# [TASK INSTRUCTIONS]
Write out the records that appear below, verbatim and complete, but without pictures.

======== SUPPLIED MATERIAL

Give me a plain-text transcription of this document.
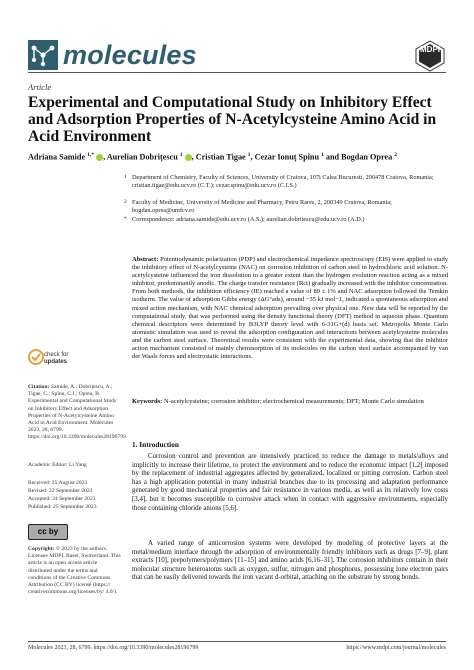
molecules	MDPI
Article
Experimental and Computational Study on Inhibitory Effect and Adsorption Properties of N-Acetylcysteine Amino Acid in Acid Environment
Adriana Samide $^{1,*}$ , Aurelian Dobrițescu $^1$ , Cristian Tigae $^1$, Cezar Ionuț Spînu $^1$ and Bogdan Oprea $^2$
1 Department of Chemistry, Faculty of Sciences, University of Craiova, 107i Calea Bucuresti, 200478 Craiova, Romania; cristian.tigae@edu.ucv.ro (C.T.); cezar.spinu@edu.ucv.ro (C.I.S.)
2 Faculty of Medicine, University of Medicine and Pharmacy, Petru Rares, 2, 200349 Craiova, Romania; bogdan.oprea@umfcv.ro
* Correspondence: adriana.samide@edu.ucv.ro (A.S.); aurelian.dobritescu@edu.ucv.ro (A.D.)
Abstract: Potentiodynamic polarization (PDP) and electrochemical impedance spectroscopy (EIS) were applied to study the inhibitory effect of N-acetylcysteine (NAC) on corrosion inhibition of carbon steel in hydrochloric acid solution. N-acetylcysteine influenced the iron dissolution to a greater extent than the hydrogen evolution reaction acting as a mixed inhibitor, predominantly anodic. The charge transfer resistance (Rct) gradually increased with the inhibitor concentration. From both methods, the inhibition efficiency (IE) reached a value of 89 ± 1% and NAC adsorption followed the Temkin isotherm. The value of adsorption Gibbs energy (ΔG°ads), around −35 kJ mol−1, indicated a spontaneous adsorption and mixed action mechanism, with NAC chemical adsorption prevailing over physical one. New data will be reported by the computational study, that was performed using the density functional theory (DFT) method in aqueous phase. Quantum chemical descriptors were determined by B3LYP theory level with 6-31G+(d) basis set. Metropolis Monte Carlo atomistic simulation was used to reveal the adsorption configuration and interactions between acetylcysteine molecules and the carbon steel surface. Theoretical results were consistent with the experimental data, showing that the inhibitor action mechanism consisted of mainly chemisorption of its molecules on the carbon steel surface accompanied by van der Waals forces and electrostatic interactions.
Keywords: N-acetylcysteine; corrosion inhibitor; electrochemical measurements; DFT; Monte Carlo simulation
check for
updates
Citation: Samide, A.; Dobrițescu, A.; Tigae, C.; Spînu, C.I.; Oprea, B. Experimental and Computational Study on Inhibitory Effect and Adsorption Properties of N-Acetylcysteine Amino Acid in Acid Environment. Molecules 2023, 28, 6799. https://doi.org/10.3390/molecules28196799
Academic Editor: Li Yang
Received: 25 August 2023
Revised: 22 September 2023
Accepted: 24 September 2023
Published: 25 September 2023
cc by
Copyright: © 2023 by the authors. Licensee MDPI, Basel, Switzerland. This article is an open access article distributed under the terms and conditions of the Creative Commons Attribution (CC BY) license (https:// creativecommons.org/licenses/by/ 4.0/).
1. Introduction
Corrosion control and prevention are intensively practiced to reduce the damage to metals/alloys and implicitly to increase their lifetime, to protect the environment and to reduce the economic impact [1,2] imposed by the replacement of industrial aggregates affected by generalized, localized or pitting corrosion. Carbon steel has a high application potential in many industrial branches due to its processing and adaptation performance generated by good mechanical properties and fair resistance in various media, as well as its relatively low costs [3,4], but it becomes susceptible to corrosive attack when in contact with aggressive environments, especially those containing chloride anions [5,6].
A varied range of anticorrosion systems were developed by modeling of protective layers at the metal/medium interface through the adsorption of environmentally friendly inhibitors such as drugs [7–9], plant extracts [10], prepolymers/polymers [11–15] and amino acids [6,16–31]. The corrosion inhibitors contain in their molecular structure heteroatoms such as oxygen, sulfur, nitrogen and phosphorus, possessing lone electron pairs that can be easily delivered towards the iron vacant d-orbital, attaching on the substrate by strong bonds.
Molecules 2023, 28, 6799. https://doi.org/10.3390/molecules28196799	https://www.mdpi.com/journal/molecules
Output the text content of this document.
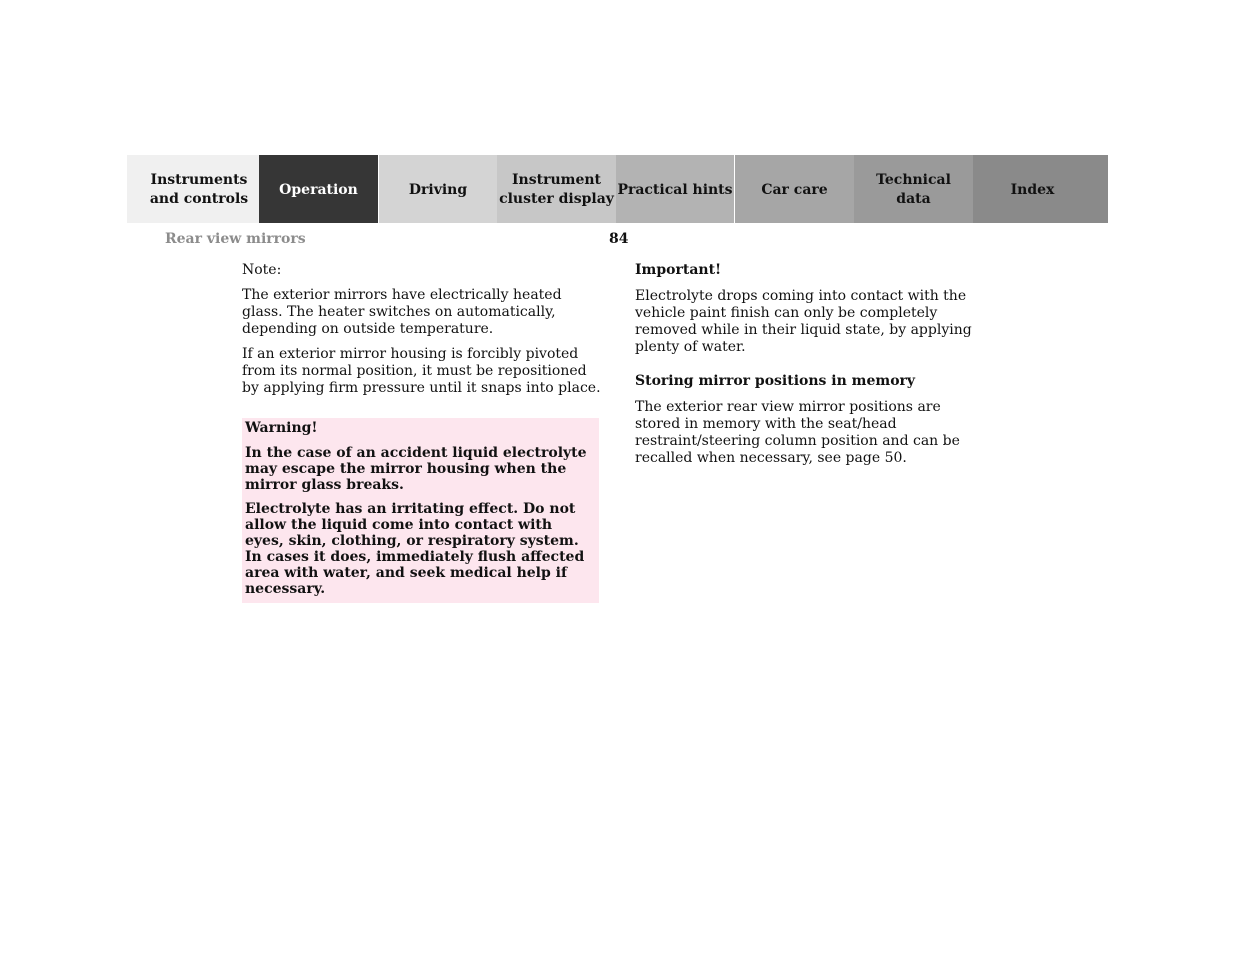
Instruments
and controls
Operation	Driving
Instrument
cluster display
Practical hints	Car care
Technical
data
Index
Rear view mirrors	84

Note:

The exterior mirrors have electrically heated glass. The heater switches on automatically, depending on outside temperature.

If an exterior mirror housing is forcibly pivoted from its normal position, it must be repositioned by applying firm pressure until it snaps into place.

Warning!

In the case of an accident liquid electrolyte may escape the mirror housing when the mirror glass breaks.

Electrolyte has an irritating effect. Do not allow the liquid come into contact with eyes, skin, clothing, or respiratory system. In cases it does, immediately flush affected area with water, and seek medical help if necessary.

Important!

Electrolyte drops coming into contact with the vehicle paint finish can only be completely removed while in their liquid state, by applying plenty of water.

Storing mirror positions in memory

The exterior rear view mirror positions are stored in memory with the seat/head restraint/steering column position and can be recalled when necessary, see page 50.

================

# [EXERCISE SOLUTION]
Give me a plain-text transcription of this document.
molecules	MDPI
Article
Experimental and Computational Study on Inhibitory Effect and Adsorption Properties of N-Acetylcysteine Amino Acid in Acid Environment
Adriana Samide $^{1,*}$ , Aurelian Dobrițescu $^1$ , Cristian Tigae $^1$, Cezar Ionuț Spînu $^1$ and Bogdan Oprea $^2$
1 Department of Chemistry, Faculty of Sciences, University of Craiova, 107i Calea Bucuresti, 200478 Craiova, Romania; cristian.tigae@edu.ucv.ro (C.T.); cezar.spinu@edu.ucv.ro (C.I.S.)
2 Faculty of Medicine, University of Medicine and Pharmacy, Petru Rares, 2, 200349 Craiova, Romania; bogdan.oprea@umfcv.ro
* Correspondence: adriana.samide@edu.ucv.ro (A.S.); aurelian.dobritescu@edu.ucv.ro (A.D.)
Abstract: Potentiodynamic polarization (PDP) and electrochemical impedance spectroscopy (EIS) were applied to study the inhibitory effect of N-acetylcysteine (NAC) on corrosion inhibition of carbon steel in hydrochloric acid solution. N-acetylcysteine influenced the iron dissolution to a greater extent than the hydrogen evolution reaction acting as a mixed inhibitor, predominantly anodic. The charge transfer resistance (Rct) gradually increased with the inhibitor concentration. From both methods, the inhibition efficiency (IE) reached a value of 89 ± 1% and NAC adsorption followed the Temkin isotherm. The value of adsorption Gibbs energy (ΔG°ads), around −35 kJ mol−1, indicated a spontaneous adsorption and mixed action mechanism, with NAC chemical adsorption prevailing over physical one. New data will be reported by the computational study, that was performed using the density functional theory (DFT) method in aqueous phase. Quantum chemical descriptors were determined by B3LYP theory level with 6-31G+(d) basis set. Metropolis Monte Carlo atomistic simulation was used to reveal the adsorption configuration and interactions between acetylcysteine molecules and the carbon steel surface. Theoretical results were consistent with the experimental data, showing that the inhibitor action mechanism consisted of mainly chemisorption of its molecules on the carbon steel surface accompanied by van der Waals forces and electrostatic interactions.
Keywords: N-acetylcysteine; corrosion inhibitor; electrochemical measurements; DFT; Monte Carlo simulation
check for
updates
Citation: Samide, A.; Dobrițescu, A.; Tigae, C.; Spînu, C.I.; Oprea, B. Experimental and Computational Study on Inhibitory Effect and Adsorption Properties of N-Acetylcysteine Amino Acid in Acid Environment. Molecules 2023, 28, 6799. https://doi.org/10.3390/molecules28196799
Academic Editor: Li Yang
Received: 25 August 2023
Revised: 22 September 2023
Accepted: 24 September 2023
Published: 25 September 2023
cc by
Copyright: © 2023 by the authors. Licensee MDPI, Basel, Switzerland. This article is an open access article distributed under the terms and conditions of the Creative Commons Attribution (CC BY) license (https:// creativecommons.org/licenses/by/ 4.0/).
1. Introduction
Corrosion control and prevention are intensively practiced to reduce the damage to metals/alloys and implicitly to increase their lifetime, to protect the environment and to reduce the economic impact [1,2] imposed by the replacement of industrial aggregates affected by generalized, localized or pitting corrosion. Carbon steel has a high application potential in many industrial branches due to its processing and adaptation performance generated by good mechanical properties and fair resistance in various media, as well as its relatively low costs [3,4], but it becomes susceptible to corrosive attack when in contact with aggressive environments, especially those containing chloride anions [5,6].
A varied range of anticorrosion systems were developed by modeling of protective layers at the metal/medium interface through the adsorption of environmentally friendly inhibitors such as drugs [7–9], plant extracts [10], prepolymers/polymers [11–15] and amino acids [6,16–31]. The corrosion inhibitors contain in their molecular structure heteroatoms such as oxygen, sulfur, nitrogen and phosphorus, possessing lone electron pairs that can be easily delivered towards the iron vacant d-orbital, attaching on the substrate by strong bonds.
Molecules 2023, 28, 6799. https://doi.org/10.3390/molecules28196799	https://www.mdpi.com/journal/molecules
Output the text content of this document.
Instruments
and controls
Operation	Driving
Instrument
cluster display
Practical hints	Car care
Technical
data
Index
Rear view mirrors	84

Note:

The exterior mirrors have electrically heated glass. The heater switches on automatically, depending on outside temperature.

If an exterior mirror housing is forcibly pivoted from its normal position, it must be repositioned by applying firm pressure until it snaps into place.

Warning!

In the case of an accident liquid electrolyte may escape the mirror housing when the mirror glass breaks.

Electrolyte has an irritating effect. Do not allow the liquid come into contact with eyes, skin, clothing, or respiratory system. In cases it does, immediately flush affected area with water, and seek medical help if necessary.

Important!

Electrolyte drops coming into contact with the vehicle paint finish can only be completely removed while in their liquid state, by applying plenty of water.

Storing mirror positions in memory

The exterior rear view mirror positions are stored in memory with the seat/head restraint/steering column position and can be recalled when necessary, see page 50.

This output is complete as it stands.